◆ Instructions for the task:
Pull out every line from the listing that has the word "this".
═════ Provided information
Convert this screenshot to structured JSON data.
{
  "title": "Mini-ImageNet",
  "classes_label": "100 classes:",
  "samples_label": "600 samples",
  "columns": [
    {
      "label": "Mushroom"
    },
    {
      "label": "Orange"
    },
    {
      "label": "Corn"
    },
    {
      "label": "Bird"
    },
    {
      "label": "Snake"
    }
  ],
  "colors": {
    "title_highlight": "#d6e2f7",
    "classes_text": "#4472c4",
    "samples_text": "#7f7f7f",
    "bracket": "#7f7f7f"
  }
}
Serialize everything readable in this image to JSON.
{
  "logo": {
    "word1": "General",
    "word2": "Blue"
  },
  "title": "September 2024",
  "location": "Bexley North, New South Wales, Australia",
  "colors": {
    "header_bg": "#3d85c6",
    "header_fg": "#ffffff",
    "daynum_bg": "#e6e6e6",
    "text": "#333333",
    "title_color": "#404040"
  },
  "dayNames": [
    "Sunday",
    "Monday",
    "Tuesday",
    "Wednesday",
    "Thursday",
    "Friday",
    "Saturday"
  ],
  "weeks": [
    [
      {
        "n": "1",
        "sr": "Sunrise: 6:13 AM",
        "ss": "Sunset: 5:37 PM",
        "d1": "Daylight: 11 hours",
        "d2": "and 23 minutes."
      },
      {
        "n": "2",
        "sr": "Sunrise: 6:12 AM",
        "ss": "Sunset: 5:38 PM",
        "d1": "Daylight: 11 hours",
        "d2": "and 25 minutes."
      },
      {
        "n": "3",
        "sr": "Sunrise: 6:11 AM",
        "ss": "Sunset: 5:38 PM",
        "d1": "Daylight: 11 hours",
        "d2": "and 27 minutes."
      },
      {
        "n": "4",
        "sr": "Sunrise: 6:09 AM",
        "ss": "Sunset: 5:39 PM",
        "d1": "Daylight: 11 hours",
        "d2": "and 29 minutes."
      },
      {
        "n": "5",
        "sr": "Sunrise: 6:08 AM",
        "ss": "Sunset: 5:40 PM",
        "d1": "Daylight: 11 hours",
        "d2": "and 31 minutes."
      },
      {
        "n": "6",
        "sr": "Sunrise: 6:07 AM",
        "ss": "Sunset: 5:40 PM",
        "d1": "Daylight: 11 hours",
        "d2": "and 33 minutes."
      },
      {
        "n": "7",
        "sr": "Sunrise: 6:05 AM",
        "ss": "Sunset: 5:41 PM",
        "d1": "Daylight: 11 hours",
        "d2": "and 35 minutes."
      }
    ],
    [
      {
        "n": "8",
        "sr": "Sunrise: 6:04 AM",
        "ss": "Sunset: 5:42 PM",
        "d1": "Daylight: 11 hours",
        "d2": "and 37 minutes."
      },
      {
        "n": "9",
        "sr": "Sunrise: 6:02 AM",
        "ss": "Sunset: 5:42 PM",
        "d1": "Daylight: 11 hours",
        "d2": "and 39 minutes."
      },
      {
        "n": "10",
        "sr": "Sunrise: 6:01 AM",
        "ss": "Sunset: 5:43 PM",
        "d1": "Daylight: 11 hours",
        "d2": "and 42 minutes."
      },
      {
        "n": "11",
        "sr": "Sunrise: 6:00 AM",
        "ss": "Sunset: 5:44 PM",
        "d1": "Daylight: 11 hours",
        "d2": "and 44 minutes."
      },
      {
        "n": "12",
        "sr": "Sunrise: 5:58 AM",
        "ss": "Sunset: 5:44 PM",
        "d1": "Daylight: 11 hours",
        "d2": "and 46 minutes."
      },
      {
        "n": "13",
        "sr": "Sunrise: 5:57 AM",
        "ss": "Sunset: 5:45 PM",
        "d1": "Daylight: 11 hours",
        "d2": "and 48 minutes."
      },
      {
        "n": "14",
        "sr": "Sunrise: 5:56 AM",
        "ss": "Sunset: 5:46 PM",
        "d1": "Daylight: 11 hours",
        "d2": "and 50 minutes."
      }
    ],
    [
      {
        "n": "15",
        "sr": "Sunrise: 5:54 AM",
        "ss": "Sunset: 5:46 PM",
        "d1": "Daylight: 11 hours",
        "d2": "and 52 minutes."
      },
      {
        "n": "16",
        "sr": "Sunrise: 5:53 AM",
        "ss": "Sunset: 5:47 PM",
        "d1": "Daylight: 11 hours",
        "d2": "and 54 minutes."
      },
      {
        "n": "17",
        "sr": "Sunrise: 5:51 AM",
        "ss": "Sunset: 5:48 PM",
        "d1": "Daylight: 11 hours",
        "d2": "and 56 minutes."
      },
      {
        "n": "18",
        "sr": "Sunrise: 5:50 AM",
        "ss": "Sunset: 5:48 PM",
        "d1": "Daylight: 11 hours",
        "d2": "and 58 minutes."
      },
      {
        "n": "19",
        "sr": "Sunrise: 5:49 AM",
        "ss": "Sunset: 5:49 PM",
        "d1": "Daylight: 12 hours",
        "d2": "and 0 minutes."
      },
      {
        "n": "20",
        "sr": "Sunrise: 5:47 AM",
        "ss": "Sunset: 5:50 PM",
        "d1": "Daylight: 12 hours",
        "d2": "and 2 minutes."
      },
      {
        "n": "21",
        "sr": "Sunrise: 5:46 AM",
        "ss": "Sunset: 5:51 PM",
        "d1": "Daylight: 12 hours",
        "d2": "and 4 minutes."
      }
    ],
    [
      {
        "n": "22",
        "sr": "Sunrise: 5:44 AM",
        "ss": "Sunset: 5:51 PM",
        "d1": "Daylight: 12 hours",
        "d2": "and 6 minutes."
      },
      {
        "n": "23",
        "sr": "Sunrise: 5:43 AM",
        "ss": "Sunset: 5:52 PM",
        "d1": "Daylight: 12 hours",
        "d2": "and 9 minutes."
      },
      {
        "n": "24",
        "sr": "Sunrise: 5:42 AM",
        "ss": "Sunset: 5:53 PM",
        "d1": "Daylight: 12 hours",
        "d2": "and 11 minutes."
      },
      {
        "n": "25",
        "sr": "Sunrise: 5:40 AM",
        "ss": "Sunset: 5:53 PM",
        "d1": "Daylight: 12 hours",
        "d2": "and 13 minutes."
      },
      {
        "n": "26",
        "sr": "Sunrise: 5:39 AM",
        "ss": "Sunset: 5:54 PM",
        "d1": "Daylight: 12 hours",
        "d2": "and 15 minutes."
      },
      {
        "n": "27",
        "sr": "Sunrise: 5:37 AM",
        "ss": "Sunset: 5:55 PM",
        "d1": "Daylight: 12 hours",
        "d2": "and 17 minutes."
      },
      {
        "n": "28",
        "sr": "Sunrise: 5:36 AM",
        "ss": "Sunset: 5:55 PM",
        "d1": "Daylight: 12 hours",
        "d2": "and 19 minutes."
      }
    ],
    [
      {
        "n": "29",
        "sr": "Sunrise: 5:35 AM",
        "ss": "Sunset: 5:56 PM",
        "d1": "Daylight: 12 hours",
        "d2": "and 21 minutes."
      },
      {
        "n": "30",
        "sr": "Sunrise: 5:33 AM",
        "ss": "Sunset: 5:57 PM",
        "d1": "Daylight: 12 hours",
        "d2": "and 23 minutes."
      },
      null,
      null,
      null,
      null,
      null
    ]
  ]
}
══════════
◆ Completed exercise:
Convert this screenshot to structured JSON data.
Serialize everything readable in this image to JSON.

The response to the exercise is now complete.